_CHALLENGE_: Below are some records. Say in a single number how many of their lines include the word "региональных".

_ENTRIES SUPPLIED_:
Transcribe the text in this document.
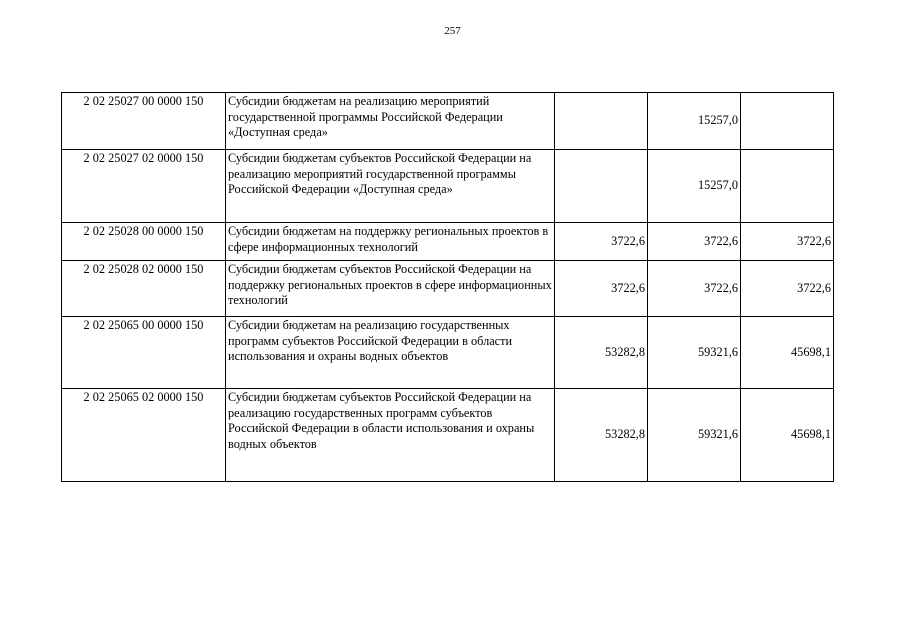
257
2 02 25027 00 0000 150	Субсидии бюджетам на реализацию мероприятий государственной программы Российской Федерации «Доступная среда»		15257,0	
2 02 25027 02 0000 150	Субсидии бюджетам субъектов Российской Федерации на реализацию мероприятий государственной программы Российской Федерации «Доступная среда»		15257,0	
2 02 25028 00 0000 150	Субсидии бюджетам на поддержку региональных проектов в сфере информационных технологий	3722,6	3722,6	3722,6
2 02 25028 02 0000 150	Субсидии бюджетам субъектов Российской Федерации на поддержку региональных проектов в сфере информационных технологий	3722,6	3722,6	3722,6
2 02 25065 00 0000 150	Субсидии бюджетам на реализацию государственных программ субъектов Российской Федерации в области использования и охраны водных объектов	53282,8	59321,6	45698,1
2 02 25065 02 0000 150	Субсидии бюджетам субъектов Российской Федерации на реализацию государственных программ субъектов Российской Федерации в области использования и охраны водных объектов	53282,8	59321,6	45698,1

_COMPLETE OUTPUT_: 2